> [CHALLENGE]: Pictures do not belong in the copy; quote every entry below exactly.

begin

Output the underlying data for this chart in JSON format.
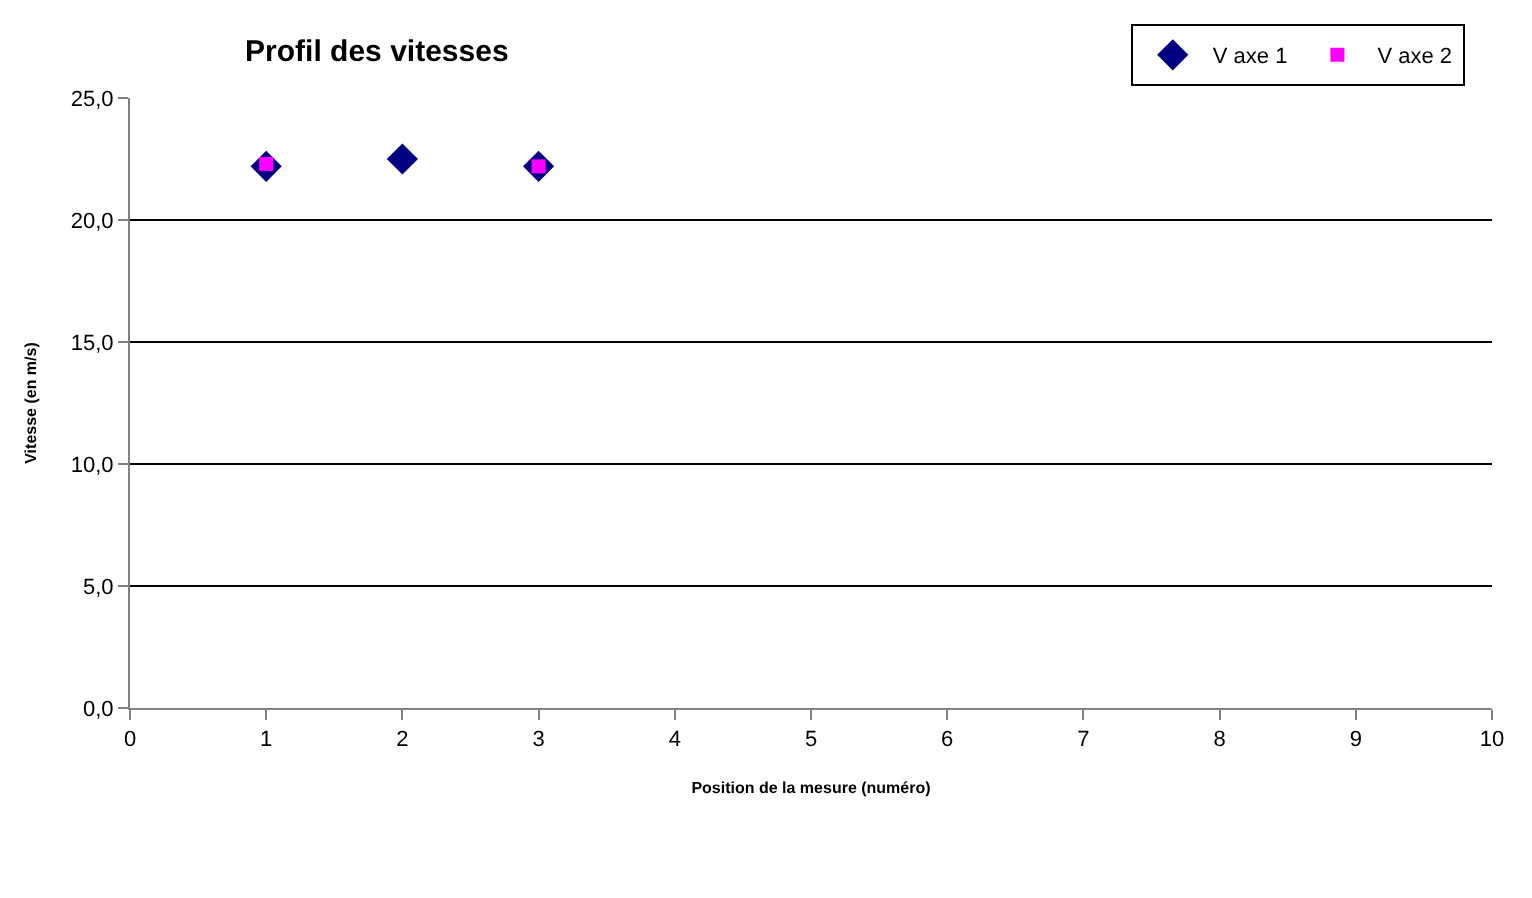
{
  "chart_data": {
    "type": "scatter",
    "title": "Profil des vitesses",
    "xlabel": "Position de la mesure (numéro)",
    "ylabel": "Vitesse (en m/s)",
    "x": [
      1,
      2,
      3
    ],
    "series": [
      {
        "name": "V axe 1",
        "color": "#000080",
        "values": [
          22.2,
          22.5,
          22.2
        ],
        "marker": "diamond"
      },
      {
        "name": "V axe 2",
        "color": "#ff00ff",
        "values": [
          22.3,
          null,
          22.2
        ],
        "marker": "square"
      }
    ],
    "xlim": [
      0,
      10
    ],
    "xticks": [
      0,
      1,
      2,
      3,
      4,
      5,
      6,
      7,
      8,
      9,
      10
    ],
    "ylim": [
      0,
      25
    ],
    "yticks": [
      {
        "value": 0,
        "label": "0,0"
      },
      {
        "value": 5,
        "label": "5,0"
      },
      {
        "value": 10,
        "label": "10,0"
      },
      {
        "value": 15,
        "label": "15,0"
      },
      {
        "value": 20,
        "label": "20,0"
      },
      {
        "value": 25,
        "label": "25,0"
      }
    ],
    "grid": "y",
    "legend": "top right"
  }
}
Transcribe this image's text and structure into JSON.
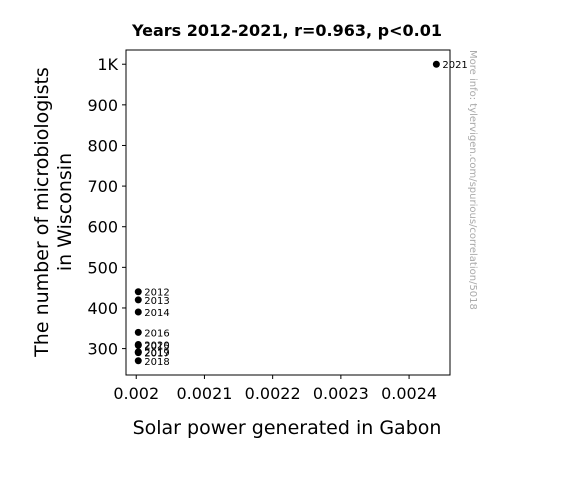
{
  "chart_data": {
    "type": "scatter",
    "title": "Years 2012-2021, r=0.963, p<0.01",
    "xlabel": "Solar power generated in Gabon",
    "ylabel_lines": [
      "The number of microbiologists",
      "in Wisconsin"
    ],
    "xlim": [
      0.001985,
      0.00246
    ],
    "ylim": [
      235,
      1035
    ],
    "x_ticks": [
      {
        "value": 0.002,
        "label": "0.002"
      },
      {
        "value": 0.0021,
        "label": "0.0021"
      },
      {
        "value": 0.0022,
        "label": "0.0022"
      },
      {
        "value": 0.0023,
        "label": "0.0023"
      },
      {
        "value": 0.0024,
        "label": "0.0024"
      }
    ],
    "y_ticks": [
      {
        "value": 300,
        "label": "300"
      },
      {
        "value": 400,
        "label": "400"
      },
      {
        "value": 500,
        "label": "500"
      },
      {
        "value": 600,
        "label": "600"
      },
      {
        "value": 700,
        "label": "700"
      },
      {
        "value": 800,
        "label": "800"
      },
      {
        "value": 900,
        "label": "900"
      },
      {
        "value": 1000,
        "label": "1K"
      }
    ],
    "points": [
      {
        "x": 0.002003,
        "y": 440,
        "label": "2012"
      },
      {
        "x": 0.002003,
        "y": 420,
        "label": "2013"
      },
      {
        "x": 0.002003,
        "y": 390,
        "label": "2014"
      },
      {
        "x": 0.002003,
        "y": 340,
        "label": "2016"
      },
      {
        "x": 0.002003,
        "y": 310,
        "label": "2020"
      },
      {
        "x": 0.002003,
        "y": 308,
        "label": "2015"
      },
      {
        "x": 0.002003,
        "y": 292,
        "label": "2019"
      },
      {
        "x": 0.002003,
        "y": 290,
        "label": "2017"
      },
      {
        "x": 0.002003,
        "y": 270,
        "label": "2018"
      },
      {
        "x": 0.00244,
        "y": 1000,
        "label": "2021"
      }
    ],
    "point_color": "#000000",
    "grid": false
  },
  "watermark": "More info: tylervigen.com/spurious/correlation/5018"
}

end

> [TASK SOLUTION]:
Output the underlying data for this chart in JSON format.
{
  "chart_data": {
    "type": "scatter",
    "title": "Profil des vitesses",
    "xlabel": "Position de la mesure (numéro)",
    "ylabel": "Vitesse (en m/s)",
    "x": [
      1,
      2,
      3
    ],
    "series": [
      {
        "name": "V axe 1",
        "color": "#000080",
        "values": [
          22.2,
          22.5,
          22.2
        ],
        "marker": "diamond"
      },
      {
        "name": "V axe 2",
        "color": "#ff00ff",
        "values": [
          22.3,
          null,
          22.2
        ],
        "marker": "square"
      }
    ],
    "xlim": [
      0,
      10
    ],
    "xticks": [
      0,
      1,
      2,
      3,
      4,
      5,
      6,
      7,
      8,
      9,
      10
    ],
    "ylim": [
      0,
      25
    ],
    "yticks": [
      {
        "value": 0,
        "label": "0,0"
      },
      {
        "value": 5,
        "label": "5,0"
      },
      {
        "value": 10,
        "label": "10,0"
      },
      {
        "value": 15,
        "label": "15,0"
      },
      {
        "value": 20,
        "label": "20,0"
      },
      {
        "value": 25,
        "label": "25,0"
      }
    ],
    "grid": "y",
    "legend": "top right"
  }
}
Transcribe this image's text and structure into JSON.
{
  "chart_data": {
    "type": "scatter",
    "title": "Years 2012-2021, r=0.963, p<0.01",
    "xlabel": "Solar power generated in Gabon",
    "ylabel_lines": [
      "The number of microbiologists",
      "in Wisconsin"
    ],
    "xlim": [
      0.001985,
      0.00246
    ],
    "ylim": [
      235,
      1035
    ],
    "x_ticks": [
      {
        "value": 0.002,
        "label": "0.002"
      },
      {
        "value": 0.0021,
        "label": "0.0021"
      },
      {
        "value": 0.0022,
        "label": "0.0022"
      },
      {
        "value": 0.0023,
        "label": "0.0023"
      },
      {
        "value": 0.0024,
        "label": "0.0024"
      }
    ],
    "y_ticks": [
      {
        "value": 300,
        "label": "300"
      },
      {
        "value": 400,
        "label": "400"
      },
      {
        "value": 500,
        "label": "500"
      },
      {
        "value": 600,
        "label": "600"
      },
      {
        "value": 700,
        "label": "700"
      },
      {
        "value": 800,
        "label": "800"
      },
      {
        "value": 900,
        "label": "900"
      },
      {
        "value": 1000,
        "label": "1K"
      }
    ],
    "points": [
      {
        "x": 0.002003,
        "y": 440,
        "label": "2012"
      },
      {
        "x": 0.002003,
        "y": 420,
        "label": "2013"
      },
      {
        "x": 0.002003,
        "y": 390,
        "label": "2014"
      },
      {
        "x": 0.002003,
        "y": 340,
        "label": "2016"
      },
      {
        "x": 0.002003,
        "y": 310,
        "label": "2020"
      },
      {
        "x": 0.002003,
        "y": 308,
        "label": "2015"
      },
      {
        "x": 0.002003,
        "y": 292,
        "label": "2019"
      },
      {
        "x": 0.002003,
        "y": 290,
        "label": "2017"
      },
      {
        "x": 0.002003,
        "y": 270,
        "label": "2018"
      },
      {
        "x": 0.00244,
        "y": 1000,
        "label": "2021"
      }
    ],
    "point_color": "#000000",
    "grid": false
  },
  "watermark": "More info: tylervigen.com/spurious/correlation/5018"
}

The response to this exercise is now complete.